Input records:
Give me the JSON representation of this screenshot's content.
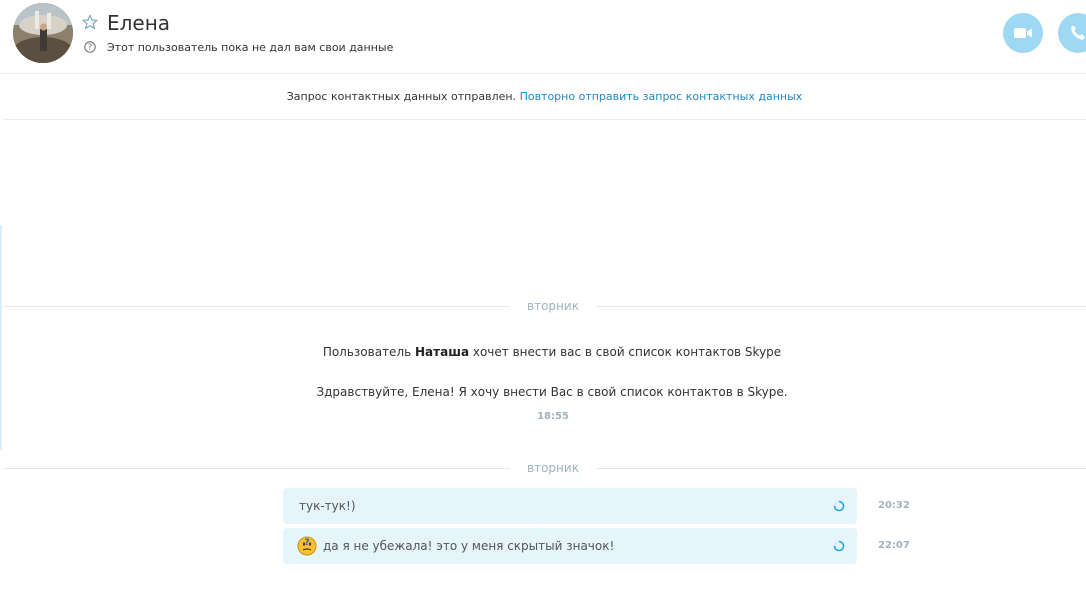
{
  "header": {
    "contact_name": "Елена",
    "status_text": "Этот пользователь пока не дал вам свои данные"
  },
  "request_bar": {
    "text": "Запрос контактных данных отправлен.",
    "link": "Повторно отправить запрос контактных данных"
  },
  "day_separators": [
    "вторник",
    "вторник"
  ],
  "system_message": {
    "prefix": "Пользователь ",
    "user": "Наташа",
    "suffix": " хочет внести вас в свой список контактов Skype",
    "greeting": "Здравствуйте, Елена! Я хочу внести Вас в свой список контактов в Skype.",
    "time": "18:55"
  },
  "messages": [
    {
      "text": "тук-тук!)",
      "time": "20:32",
      "emoji": false
    },
    {
      "text": "да я не убежала! это у меня скрытый значок!",
      "time": "22:07",
      "emoji": true
    }
  ],
  "colors": {
    "accent": "#1b88c8",
    "call_button": "#9ed8f3",
    "bubble": "#e6f5fc",
    "muted": "#a0b3bf"
  },
  "icons": {
    "favorite": "star-icon",
    "status": "help-icon",
    "video": "video-camera-icon",
    "audio": "phone-icon",
    "sending": "sending-spinner-icon",
    "emoji": "confused-emoji-icon"
  }
}
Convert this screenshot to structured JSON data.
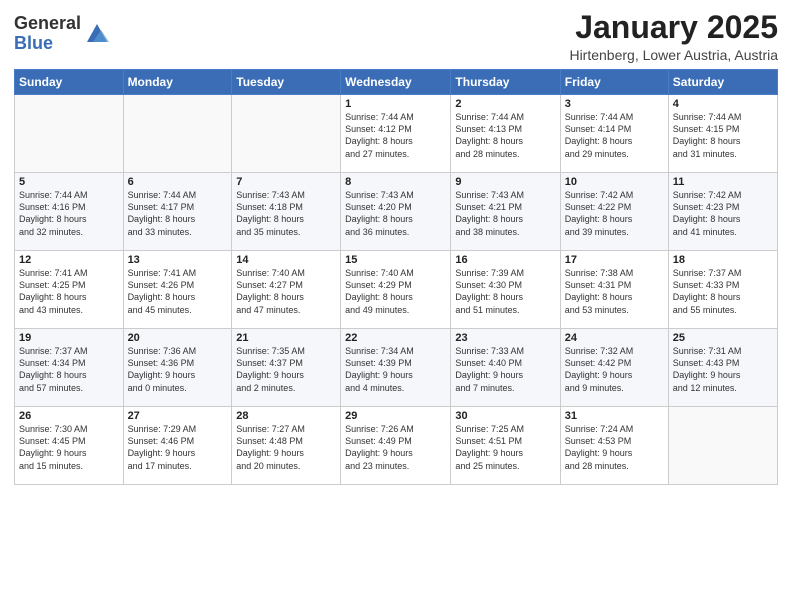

Task prompt: Quote the data above in full and without alteration; skip the pictures.

Final answer:
Give me the JSON representation of this screenshot's content.
{
  "header": {
    "contact_name": "Елена",
    "status_text": "Этот пользователь пока не дал вам свои данные"
  },
  "request_bar": {
    "text": "Запрос контактных данных отправлен.",
    "link": "Повторно отправить запрос контактных данных"
  },
  "day_separators": [
    "вторник",
    "вторник"
  ],
  "system_message": {
    "prefix": "Пользователь ",
    "user": "Наташа",
    "suffix": " хочет внести вас в свой список контактов Skype",
    "greeting": "Здравствуйте, Елена! Я хочу внести Вас в свой список контактов в Skype.",
    "time": "18:55"
  },
  "messages": [
    {
      "text": "тук-тук!)",
      "time": "20:32",
      "emoji": false
    },
    {
      "text": "да я не убежала! это у меня скрытый значок!",
      "time": "22:07",
      "emoji": true
    }
  ],
  "colors": {
    "accent": "#1b88c8",
    "call_button": "#9ed8f3",
    "bubble": "#e6f5fc",
    "muted": "#a0b3bf"
  },
  "icons": {
    "favorite": "star-icon",
    "status": "help-icon",
    "video": "video-camera-icon",
    "audio": "phone-icon",
    "sending": "sending-spinner-icon",
    "emoji": "confused-emoji-icon"
  }
}
Convert this screenshot to structured JSON data.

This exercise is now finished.